**Input for this task:**

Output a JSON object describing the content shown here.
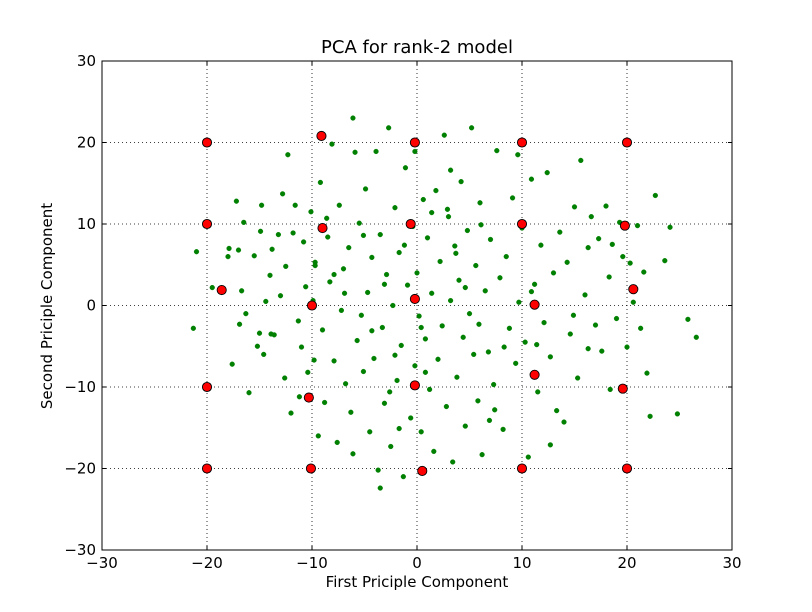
{
  "chart_data": {
    "type": "scatter",
    "title": "PCA for rank-2 model",
    "xlabel": "First Priciple Component",
    "ylabel": "Second Priciple Component",
    "xlim": [
      -30,
      30
    ],
    "ylim": [
      -30,
      30
    ],
    "xticks": [
      -30,
      -20,
      -10,
      0,
      10,
      20,
      30
    ],
    "yticks": [
      -30,
      -20,
      -10,
      0,
      10,
      20,
      30
    ],
    "xtick_labels": [
      "−30",
      "−20",
      "−10",
      "0",
      "10",
      "20",
      "30"
    ],
    "ytick_labels": [
      "−30",
      "−20",
      "−10",
      "0",
      "10",
      "20",
      "30"
    ],
    "grid": true,
    "series": [
      {
        "marker": "small-dot",
        "color": "#008000",
        "points": [
          [
            -21.0,
            6.6
          ],
          [
            -21.3,
            -2.8
          ],
          [
            -19.5,
            2.2
          ],
          [
            -18.0,
            6.0
          ],
          [
            -17.9,
            7.0
          ],
          [
            -17.6,
            -7.2
          ],
          [
            -17.2,
            12.8
          ],
          [
            -17.0,
            6.8
          ],
          [
            -16.9,
            -2.3
          ],
          [
            -16.7,
            1.8
          ],
          [
            -16.5,
            10.2
          ],
          [
            -16.3,
            -1.0
          ],
          [
            -16.0,
            -10.7
          ],
          [
            -15.5,
            6.1
          ],
          [
            -15.2,
            -5.0
          ],
          [
            -15.0,
            -3.4
          ],
          [
            -14.8,
            12.3
          ],
          [
            -14.6,
            -6.0
          ],
          [
            -14.4,
            0.5
          ],
          [
            -14.0,
            3.7
          ],
          [
            -13.8,
            6.9
          ],
          [
            -13.6,
            -3.6
          ],
          [
            -13.2,
            8.7
          ],
          [
            -13.0,
            1.2
          ],
          [
            -12.8,
            13.7
          ],
          [
            -12.5,
            4.8
          ],
          [
            -12.3,
            18.5
          ],
          [
            -12.0,
            -13.2
          ],
          [
            -11.8,
            8.9
          ],
          [
            -11.6,
            12.3
          ],
          [
            -11.3,
            -1.9
          ],
          [
            -11.0,
            -5.1
          ],
          [
            -10.8,
            7.8
          ],
          [
            -10.6,
            2.3
          ],
          [
            -10.4,
            -8.2
          ],
          [
            -10.1,
            11.5
          ],
          [
            -9.9,
            0.6
          ],
          [
            -9.7,
            5.3
          ],
          [
            -9.4,
            -16.0
          ],
          [
            -9.2,
            15.1
          ],
          [
            -9.0,
            -3.0
          ],
          [
            -8.8,
            -11.9
          ],
          [
            -8.5,
            8.4
          ],
          [
            -8.3,
            2.9
          ],
          [
            -8.1,
            19.8
          ],
          [
            -7.9,
            -6.8
          ],
          [
            -7.6,
            -16.8
          ],
          [
            -7.4,
            12.3
          ],
          [
            -7.2,
            -0.6
          ],
          [
            -7.0,
            4.5
          ],
          [
            -6.8,
            -9.6
          ],
          [
            -6.5,
            7.1
          ],
          [
            -6.3,
            -13.1
          ],
          [
            -6.1,
            23.0
          ],
          [
            -5.9,
            18.8
          ],
          [
            -5.7,
            -4.3
          ],
          [
            -5.5,
            10.1
          ],
          [
            -5.3,
            -1.2
          ],
          [
            -5.1,
            -8.1
          ],
          [
            -4.9,
            14.3
          ],
          [
            -4.7,
            1.6
          ],
          [
            -4.5,
            -15.5
          ],
          [
            -4.3,
            5.9
          ],
          [
            -4.1,
            -6.5
          ],
          [
            -3.9,
            18.9
          ],
          [
            -3.7,
            -20.2
          ],
          [
            -3.5,
            8.7
          ],
          [
            -3.3,
            -2.7
          ],
          [
            -3.1,
            -12.0
          ],
          [
            -2.9,
            3.8
          ],
          [
            -2.7,
            21.8
          ],
          [
            -2.5,
            -17.3
          ],
          [
            -2.3,
            0.0
          ],
          [
            -2.1,
            12.0
          ],
          [
            -1.9,
            -9.2
          ],
          [
            -1.7,
            6.5
          ],
          [
            -1.5,
            -4.9
          ],
          [
            -1.3,
            -21.0
          ],
          [
            -1.1,
            16.9
          ],
          [
            -0.9,
            2.5
          ],
          [
            -0.6,
            -13.8
          ],
          [
            -0.4,
            9.7
          ],
          [
            -0.2,
            -7.4
          ],
          [
            0.0,
            4.0
          ],
          [
            0.2,
            -1.3
          ],
          [
            0.4,
            -15.5
          ],
          [
            0.6,
            13.0
          ],
          [
            0.8,
            -4.1
          ],
          [
            1.0,
            8.3
          ],
          [
            1.2,
            -10.3
          ],
          [
            1.4,
            1.5
          ],
          [
            1.6,
            -17.9
          ],
          [
            1.8,
            14.1
          ],
          [
            2.0,
            -6.6
          ],
          [
            2.2,
            5.4
          ],
          [
            2.4,
            -2.5
          ],
          [
            2.6,
            20.9
          ],
          [
            2.8,
            -12.4
          ],
          [
            3.0,
            10.9
          ],
          [
            3.2,
            0.6
          ],
          [
            3.4,
            -19.2
          ],
          [
            3.6,
            7.3
          ],
          [
            3.8,
            -8.8
          ],
          [
            4.0,
            3.1
          ],
          [
            4.2,
            15.2
          ],
          [
            4.4,
            -3.9
          ],
          [
            4.6,
            -14.8
          ],
          [
            4.8,
            9.2
          ],
          [
            5.0,
            -1.0
          ],
          [
            5.2,
            21.8
          ],
          [
            5.4,
            -6.0
          ],
          [
            5.6,
            4.9
          ],
          [
            5.8,
            -11.7
          ],
          [
            6.0,
            12.6
          ],
          [
            6.2,
            -18.3
          ],
          [
            6.5,
            1.8
          ],
          [
            6.8,
            -5.7
          ],
          [
            7.0,
            8.1
          ],
          [
            7.3,
            -9.7
          ],
          [
            7.6,
            19.0
          ],
          [
            7.9,
            3.4
          ],
          [
            8.2,
            -15.2
          ],
          [
            8.5,
            6.0
          ],
          [
            8.8,
            -2.8
          ],
          [
            9.1,
            13.2
          ],
          [
            9.4,
            -7.1
          ],
          [
            9.7,
            0.4
          ],
          [
            10.0,
            9.5
          ],
          [
            10.3,
            -4.5
          ],
          [
            10.6,
            -18.6
          ],
          [
            10.9,
            15.5
          ],
          [
            11.2,
            2.6
          ],
          [
            11.5,
            -10.6
          ],
          [
            11.8,
            7.4
          ],
          [
            12.1,
            -2.1
          ],
          [
            12.4,
            16.3
          ],
          [
            12.7,
            -6.3
          ],
          [
            13.0,
            4.0
          ],
          [
            13.3,
            -12.9
          ],
          [
            13.6,
            9.0
          ],
          [
            14.0,
            -14.3
          ],
          [
            14.3,
            5.3
          ],
          [
            14.6,
            -3.5
          ],
          [
            15.0,
            12.1
          ],
          [
            15.3,
            -8.9
          ],
          [
            15.6,
            17.8
          ],
          [
            16.0,
            1.3
          ],
          [
            16.3,
            -5.3
          ],
          [
            16.6,
            10.9
          ],
          [
            17.0,
            -2.4
          ],
          [
            17.3,
            8.2
          ],
          [
            17.6,
            -5.6
          ],
          [
            18.0,
            12.2
          ],
          [
            18.3,
            3.5
          ],
          [
            18.6,
            7.5
          ],
          [
            19.0,
            -1.6
          ],
          [
            19.3,
            10.2
          ],
          [
            19.6,
            6.0
          ],
          [
            20.0,
            -5.1
          ],
          [
            20.3,
            5.2
          ],
          [
            20.6,
            0.4
          ],
          [
            21.0,
            9.8
          ],
          [
            21.3,
            -2.8
          ],
          [
            21.6,
            4.1
          ],
          [
            21.9,
            -8.3
          ],
          [
            22.2,
            -13.6
          ],
          [
            22.7,
            13.5
          ],
          [
            23.6,
            5.5
          ],
          [
            24.1,
            9.6
          ],
          [
            24.8,
            -13.3
          ],
          [
            25.8,
            -1.7
          ],
          [
            26.6,
            -3.9
          ],
          [
            -3.5,
            -22.4
          ],
          [
            3.2,
            16.6
          ],
          [
            -8.6,
            10.7
          ],
          [
            -12.6,
            -8.9
          ],
          [
            6.9,
            -14.1
          ],
          [
            -1.2,
            7.4
          ],
          [
            0.8,
            -8.2
          ],
          [
            9.6,
            18.5
          ],
          [
            -6.9,
            1.5
          ],
          [
            4.6,
            2.2
          ],
          [
            -9.8,
            -6.7
          ],
          [
            2.9,
            11.8
          ],
          [
            -2.6,
            -10.6
          ],
          [
            11.4,
            -4.8
          ],
          [
            -5.1,
            8.6
          ],
          [
            7.4,
            -12.8
          ],
          [
            -14.9,
            9.1
          ],
          [
            14.9,
            -1.2
          ],
          [
            -0.2,
            18.9
          ],
          [
            -11.2,
            -11.2
          ],
          [
            10.9,
            1.7
          ],
          [
            -4.3,
            -3.1
          ],
          [
            5.9,
            -2.3
          ],
          [
            -7.9,
            3.8
          ],
          [
            3.7,
            6.4
          ],
          [
            -1.7,
            -15.1
          ],
          [
            12.7,
            -17.1
          ],
          [
            -9.7,
            4.9
          ],
          [
            1.4,
            11.4
          ],
          [
            -3.1,
            2.6
          ],
          [
            8.3,
            -5.1
          ],
          [
            -13.9,
            -3.5
          ],
          [
            16.3,
            7.1
          ],
          [
            -6.1,
            -18.2
          ],
          [
            0.4,
            -2.7
          ],
          [
            6.1,
            9.9
          ],
          [
            -2.1,
            -6.1
          ],
          [
            18.4,
            -10.3
          ]
        ]
      },
      {
        "marker": "large-circle",
        "color": "#ff0000",
        "edgecolor": "#000000",
        "points": [
          [
            -20.0,
            20.0
          ],
          [
            -9.1,
            20.8
          ],
          [
            -0.2,
            20.0
          ],
          [
            10.0,
            20.0
          ],
          [
            20.0,
            20.0
          ],
          [
            -20.0,
            10.0
          ],
          [
            -9.0,
            9.5
          ],
          [
            -0.6,
            10.0
          ],
          [
            10.0,
            10.0
          ],
          [
            19.8,
            9.8
          ],
          [
            -18.6,
            1.9
          ],
          [
            -10.0,
            0.0
          ],
          [
            -0.2,
            0.8
          ],
          [
            11.2,
            0.1
          ],
          [
            20.6,
            2.0
          ],
          [
            -20.0,
            -10.0
          ],
          [
            -10.3,
            -11.3
          ],
          [
            -0.2,
            -9.8
          ],
          [
            11.2,
            -8.5
          ],
          [
            19.6,
            -10.2
          ],
          [
            -20.0,
            -20.0
          ],
          [
            -10.1,
            -20.0
          ],
          [
            0.5,
            -20.3
          ],
          [
            10.0,
            -20.0
          ],
          [
            20.0,
            -20.0
          ]
        ]
      }
    ]
  }
}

**Exercise task:**
Looking at the data above, show all lines where the word "Priciple" occurs.

**Solution to the problem:**
    "xlabel": "First Priciple Component",
    "ylabel": "Second Priciple Component",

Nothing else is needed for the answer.